[BEGIN]

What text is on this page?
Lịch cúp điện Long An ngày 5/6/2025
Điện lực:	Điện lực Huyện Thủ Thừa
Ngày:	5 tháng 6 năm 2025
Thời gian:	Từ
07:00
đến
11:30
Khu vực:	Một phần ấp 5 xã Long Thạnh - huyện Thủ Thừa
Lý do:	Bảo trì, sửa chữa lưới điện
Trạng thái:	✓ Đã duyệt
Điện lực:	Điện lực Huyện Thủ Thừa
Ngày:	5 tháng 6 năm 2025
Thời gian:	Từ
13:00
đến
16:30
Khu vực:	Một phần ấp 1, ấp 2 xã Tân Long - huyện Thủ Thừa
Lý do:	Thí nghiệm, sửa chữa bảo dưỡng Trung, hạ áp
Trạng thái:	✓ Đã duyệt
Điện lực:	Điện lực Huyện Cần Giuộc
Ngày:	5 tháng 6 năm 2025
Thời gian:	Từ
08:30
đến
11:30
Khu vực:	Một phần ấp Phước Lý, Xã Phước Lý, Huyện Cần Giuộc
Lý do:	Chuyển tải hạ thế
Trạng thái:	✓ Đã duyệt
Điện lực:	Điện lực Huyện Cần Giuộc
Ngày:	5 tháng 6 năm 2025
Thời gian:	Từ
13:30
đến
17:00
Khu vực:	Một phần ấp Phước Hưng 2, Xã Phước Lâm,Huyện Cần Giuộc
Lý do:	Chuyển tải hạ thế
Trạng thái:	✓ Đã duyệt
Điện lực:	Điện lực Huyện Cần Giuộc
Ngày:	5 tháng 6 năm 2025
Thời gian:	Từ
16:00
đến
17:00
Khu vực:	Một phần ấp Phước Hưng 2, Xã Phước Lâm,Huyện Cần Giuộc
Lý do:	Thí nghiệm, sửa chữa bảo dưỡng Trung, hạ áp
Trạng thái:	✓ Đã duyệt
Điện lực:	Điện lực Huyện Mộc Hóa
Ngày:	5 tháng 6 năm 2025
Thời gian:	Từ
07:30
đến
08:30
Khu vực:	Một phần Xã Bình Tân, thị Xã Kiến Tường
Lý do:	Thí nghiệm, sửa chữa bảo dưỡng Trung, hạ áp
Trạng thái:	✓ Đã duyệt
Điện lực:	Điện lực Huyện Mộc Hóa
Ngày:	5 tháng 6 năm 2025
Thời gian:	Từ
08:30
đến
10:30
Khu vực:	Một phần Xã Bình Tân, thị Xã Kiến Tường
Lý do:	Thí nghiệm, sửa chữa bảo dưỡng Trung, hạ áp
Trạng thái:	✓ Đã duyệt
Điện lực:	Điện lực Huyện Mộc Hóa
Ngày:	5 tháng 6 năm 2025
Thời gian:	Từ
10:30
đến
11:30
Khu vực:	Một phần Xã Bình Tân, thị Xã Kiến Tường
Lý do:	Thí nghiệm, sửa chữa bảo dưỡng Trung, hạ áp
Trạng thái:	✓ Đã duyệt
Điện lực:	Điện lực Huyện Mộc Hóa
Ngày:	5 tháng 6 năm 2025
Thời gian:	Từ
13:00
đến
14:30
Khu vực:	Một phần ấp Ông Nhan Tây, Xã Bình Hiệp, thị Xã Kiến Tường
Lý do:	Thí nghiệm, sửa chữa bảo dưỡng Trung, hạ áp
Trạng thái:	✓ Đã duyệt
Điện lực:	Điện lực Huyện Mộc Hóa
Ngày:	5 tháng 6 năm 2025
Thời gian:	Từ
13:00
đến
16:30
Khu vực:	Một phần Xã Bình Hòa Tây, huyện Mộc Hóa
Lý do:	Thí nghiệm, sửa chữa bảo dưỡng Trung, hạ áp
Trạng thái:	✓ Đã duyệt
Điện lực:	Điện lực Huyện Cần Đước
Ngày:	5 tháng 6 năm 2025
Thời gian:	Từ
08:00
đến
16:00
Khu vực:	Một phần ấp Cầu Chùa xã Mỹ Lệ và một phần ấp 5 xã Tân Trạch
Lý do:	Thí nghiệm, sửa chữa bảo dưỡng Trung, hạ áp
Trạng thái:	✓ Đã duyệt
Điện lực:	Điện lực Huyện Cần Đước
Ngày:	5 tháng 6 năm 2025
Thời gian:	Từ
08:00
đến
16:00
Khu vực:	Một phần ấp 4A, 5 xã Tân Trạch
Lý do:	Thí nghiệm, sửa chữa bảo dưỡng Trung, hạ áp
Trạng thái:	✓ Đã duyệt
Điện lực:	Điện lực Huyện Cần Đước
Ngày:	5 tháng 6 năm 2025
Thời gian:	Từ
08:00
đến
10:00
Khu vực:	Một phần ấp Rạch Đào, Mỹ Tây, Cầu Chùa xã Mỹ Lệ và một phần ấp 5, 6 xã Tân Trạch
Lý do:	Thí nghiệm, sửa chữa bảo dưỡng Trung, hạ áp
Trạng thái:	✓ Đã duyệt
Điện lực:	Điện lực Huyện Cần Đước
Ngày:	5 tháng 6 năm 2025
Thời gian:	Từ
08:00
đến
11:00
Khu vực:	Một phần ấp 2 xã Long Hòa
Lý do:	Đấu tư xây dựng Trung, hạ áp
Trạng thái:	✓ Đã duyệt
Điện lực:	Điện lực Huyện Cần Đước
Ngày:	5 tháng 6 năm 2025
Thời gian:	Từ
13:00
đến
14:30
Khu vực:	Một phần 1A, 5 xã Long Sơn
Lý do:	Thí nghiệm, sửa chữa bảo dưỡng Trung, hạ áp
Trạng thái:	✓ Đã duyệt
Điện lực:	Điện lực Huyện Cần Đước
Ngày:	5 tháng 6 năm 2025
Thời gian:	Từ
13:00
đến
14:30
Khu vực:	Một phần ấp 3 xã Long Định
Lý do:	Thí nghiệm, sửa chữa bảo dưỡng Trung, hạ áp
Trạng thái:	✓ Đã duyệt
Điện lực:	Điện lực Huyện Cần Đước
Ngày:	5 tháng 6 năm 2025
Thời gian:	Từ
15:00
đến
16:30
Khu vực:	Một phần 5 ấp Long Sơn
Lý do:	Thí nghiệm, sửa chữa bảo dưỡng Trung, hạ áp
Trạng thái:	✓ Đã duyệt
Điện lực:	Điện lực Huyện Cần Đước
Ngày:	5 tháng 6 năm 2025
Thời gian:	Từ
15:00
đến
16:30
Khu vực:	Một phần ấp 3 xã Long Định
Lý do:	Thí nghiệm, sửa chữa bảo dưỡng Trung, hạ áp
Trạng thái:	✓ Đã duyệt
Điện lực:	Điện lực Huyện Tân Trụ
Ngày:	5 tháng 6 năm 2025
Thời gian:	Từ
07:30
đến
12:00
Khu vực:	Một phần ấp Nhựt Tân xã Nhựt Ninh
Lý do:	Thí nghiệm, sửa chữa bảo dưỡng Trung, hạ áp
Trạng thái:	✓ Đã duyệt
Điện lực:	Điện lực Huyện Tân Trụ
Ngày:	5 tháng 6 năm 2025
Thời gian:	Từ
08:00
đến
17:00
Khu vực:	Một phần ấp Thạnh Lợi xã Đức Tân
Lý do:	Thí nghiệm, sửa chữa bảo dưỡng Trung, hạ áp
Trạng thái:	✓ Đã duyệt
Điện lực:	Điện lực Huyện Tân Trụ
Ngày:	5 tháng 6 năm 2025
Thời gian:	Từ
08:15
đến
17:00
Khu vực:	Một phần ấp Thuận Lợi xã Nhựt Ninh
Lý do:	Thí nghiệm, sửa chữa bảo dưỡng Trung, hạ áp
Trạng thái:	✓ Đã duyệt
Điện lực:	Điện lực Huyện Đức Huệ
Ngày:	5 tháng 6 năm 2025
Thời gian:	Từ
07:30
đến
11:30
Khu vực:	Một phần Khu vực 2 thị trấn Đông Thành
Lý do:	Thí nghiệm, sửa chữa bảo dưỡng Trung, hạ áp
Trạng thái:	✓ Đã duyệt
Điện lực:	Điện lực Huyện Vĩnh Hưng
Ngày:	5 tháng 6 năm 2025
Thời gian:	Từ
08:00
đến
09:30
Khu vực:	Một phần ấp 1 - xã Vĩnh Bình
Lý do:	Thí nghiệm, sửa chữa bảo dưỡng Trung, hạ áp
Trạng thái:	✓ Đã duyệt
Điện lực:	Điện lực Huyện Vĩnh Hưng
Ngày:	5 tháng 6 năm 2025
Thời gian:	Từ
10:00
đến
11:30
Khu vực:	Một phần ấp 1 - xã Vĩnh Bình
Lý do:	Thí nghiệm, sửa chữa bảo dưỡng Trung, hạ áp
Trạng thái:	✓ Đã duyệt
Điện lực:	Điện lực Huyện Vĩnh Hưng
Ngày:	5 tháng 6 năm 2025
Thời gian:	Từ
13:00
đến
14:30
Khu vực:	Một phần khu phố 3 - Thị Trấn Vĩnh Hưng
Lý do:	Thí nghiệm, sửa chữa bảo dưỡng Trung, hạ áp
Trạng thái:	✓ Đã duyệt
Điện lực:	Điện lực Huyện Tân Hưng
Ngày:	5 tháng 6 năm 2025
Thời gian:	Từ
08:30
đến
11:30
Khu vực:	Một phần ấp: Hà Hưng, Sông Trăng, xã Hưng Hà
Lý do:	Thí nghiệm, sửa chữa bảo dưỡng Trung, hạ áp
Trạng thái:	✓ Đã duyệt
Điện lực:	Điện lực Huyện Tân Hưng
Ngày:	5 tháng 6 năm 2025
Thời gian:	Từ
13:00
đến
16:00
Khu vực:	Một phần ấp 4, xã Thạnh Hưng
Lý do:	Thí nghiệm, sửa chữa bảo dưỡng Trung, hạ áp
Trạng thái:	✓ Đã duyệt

[END]

From the material above, copy each line that includes the word "Long".

* **Written answer**
Lịch cúp điện Long An ngày 5/6/2025
Khu vực:	Một phần ấp 5 xã Long Thạnh - huyện Thủ Thừa
Khu vực:	Một phần ấp 1, ấp 2 xã Tân Long - huyện Thủ Thừa
Khu vực:	Một phần ấp 2 xã Long Hòa
Khu vực:	Một phần 1A, 5 xã Long Sơn
Khu vực:	Một phần ấp 3 xã Long Định
Khu vực:	Một phần 5 ấp Long Sơn
Khu vực:	Một phần ấp 3 xã Long Định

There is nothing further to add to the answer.